**What is expected**:
Report every line in the listing below where the string "Teollisuus" shows up.

--- Begin Rows ---

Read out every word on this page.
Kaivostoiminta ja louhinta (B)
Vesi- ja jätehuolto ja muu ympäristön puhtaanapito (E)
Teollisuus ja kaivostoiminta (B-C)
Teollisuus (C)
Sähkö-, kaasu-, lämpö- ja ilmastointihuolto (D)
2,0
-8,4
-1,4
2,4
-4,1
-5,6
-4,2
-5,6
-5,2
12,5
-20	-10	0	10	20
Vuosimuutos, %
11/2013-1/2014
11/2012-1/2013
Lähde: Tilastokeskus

--- End Rows ---

**Written answer**:
Teollisuus ja kaivostoiminta (B-C)
Teollisuus (C)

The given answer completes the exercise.